▶ _Data for processing_:
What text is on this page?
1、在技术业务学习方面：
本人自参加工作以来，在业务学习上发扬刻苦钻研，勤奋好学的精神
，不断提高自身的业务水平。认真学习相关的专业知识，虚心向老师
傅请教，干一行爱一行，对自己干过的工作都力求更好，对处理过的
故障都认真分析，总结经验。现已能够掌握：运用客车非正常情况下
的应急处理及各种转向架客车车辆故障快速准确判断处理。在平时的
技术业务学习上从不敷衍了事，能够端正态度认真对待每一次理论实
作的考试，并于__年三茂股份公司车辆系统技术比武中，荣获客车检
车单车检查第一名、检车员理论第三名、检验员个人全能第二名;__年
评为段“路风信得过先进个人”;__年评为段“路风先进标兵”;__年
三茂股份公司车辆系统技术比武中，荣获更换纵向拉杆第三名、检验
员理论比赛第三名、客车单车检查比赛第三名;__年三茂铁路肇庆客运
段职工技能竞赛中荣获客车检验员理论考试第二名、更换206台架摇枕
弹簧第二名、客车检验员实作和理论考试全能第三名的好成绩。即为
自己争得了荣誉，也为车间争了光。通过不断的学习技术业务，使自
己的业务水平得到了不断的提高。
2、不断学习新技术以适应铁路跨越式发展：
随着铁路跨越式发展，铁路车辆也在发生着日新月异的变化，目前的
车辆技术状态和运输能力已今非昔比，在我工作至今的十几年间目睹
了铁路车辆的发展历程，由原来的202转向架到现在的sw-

▶ _Your instructions_:
The records above must be output exactly, in full.

▶ _Result of the exercise_:
What text is on this page?
1、在技术业务学习方面：
本人自参加工作以来，在业务学习上发扬刻苦钻研，勤奋好学的精神
，不断提高自身的业务水平。认真学习相关的专业知识，虚心向老师
傅请教，干一行爱一行，对自己干过的工作都力求更好，对处理过的
故障都认真分析，总结经验。现已能够掌握：运用客车非正常情况下
的应急处理及各种转向架客车车辆故障快速准确判断处理。在平时的
技术业务学习上从不敷衍了事，能够端正态度认真对待每一次理论实
作的考试，并于__年三茂股份公司车辆系统技术比武中，荣获客车检
车单车检查第一名、检车员理论第三名、检验员个人全能第二名;__年
评为段“路风信得过先进个人”;__年评为段“路风先进标兵”;__年
三茂股份公司车辆系统技术比武中，荣获更换纵向拉杆第三名、检验
员理论比赛第三名、客车单车检查比赛第三名;__年三茂铁路肇庆客运
段职工技能竞赛中荣获客车检验员理论考试第二名、更换206台架摇枕
弹簧第二名、客车检验员实作和理论考试全能第三名的好成绩。即为
自己争得了荣誉，也为车间争了光。通过不断的学习技术业务，使自
己的业务水平得到了不断的提高。
2、不断学习新技术以适应铁路跨越式发展：
随着铁路跨越式发展，铁路车辆也在发生着日新月异的变化，目前的
车辆技术状态和运输能力已今非昔比，在我工作至今的十几年间目睹
了铁路车辆的发展历程，由原来的202转向架到现在的sw-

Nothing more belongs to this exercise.